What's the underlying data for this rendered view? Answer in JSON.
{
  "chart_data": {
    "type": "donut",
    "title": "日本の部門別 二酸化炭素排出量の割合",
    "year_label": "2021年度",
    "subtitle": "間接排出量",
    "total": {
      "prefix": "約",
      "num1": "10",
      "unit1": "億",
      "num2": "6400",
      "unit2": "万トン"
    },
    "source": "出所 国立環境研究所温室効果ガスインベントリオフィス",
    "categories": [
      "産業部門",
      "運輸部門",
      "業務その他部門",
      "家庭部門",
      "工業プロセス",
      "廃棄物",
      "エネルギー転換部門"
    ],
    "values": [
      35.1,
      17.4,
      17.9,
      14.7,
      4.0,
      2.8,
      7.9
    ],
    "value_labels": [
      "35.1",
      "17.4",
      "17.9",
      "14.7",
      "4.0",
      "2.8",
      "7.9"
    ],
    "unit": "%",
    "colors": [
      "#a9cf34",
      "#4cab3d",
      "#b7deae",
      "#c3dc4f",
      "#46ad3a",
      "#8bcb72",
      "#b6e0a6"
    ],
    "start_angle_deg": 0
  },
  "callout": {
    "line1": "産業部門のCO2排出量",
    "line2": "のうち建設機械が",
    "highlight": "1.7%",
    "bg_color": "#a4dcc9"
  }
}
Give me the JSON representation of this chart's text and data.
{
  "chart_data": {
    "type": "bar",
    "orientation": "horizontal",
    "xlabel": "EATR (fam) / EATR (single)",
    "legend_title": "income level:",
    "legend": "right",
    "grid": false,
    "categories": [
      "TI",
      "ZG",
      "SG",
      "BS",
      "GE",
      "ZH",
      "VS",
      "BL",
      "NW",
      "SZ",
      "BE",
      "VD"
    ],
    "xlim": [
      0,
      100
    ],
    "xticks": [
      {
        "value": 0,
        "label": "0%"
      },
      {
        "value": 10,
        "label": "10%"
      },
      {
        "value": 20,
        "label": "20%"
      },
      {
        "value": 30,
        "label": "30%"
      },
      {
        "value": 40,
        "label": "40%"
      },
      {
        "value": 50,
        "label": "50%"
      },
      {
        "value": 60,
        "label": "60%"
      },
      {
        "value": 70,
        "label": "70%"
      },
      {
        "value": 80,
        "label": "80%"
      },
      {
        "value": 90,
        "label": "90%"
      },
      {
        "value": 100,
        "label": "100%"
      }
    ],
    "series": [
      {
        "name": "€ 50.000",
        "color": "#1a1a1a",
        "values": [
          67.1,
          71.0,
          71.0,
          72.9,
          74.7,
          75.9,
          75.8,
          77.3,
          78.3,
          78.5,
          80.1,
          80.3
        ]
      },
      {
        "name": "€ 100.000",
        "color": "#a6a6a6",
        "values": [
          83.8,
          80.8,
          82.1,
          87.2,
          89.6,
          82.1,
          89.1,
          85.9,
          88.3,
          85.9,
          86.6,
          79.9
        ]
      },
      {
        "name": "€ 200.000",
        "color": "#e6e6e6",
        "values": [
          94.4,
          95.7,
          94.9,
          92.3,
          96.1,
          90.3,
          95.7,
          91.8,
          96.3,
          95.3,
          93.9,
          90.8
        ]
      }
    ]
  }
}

----

> **EXERCISE PROMPT**: Determine how many lines include the word "this" and report that number by itself.

> **TASK SOLUTION**: 2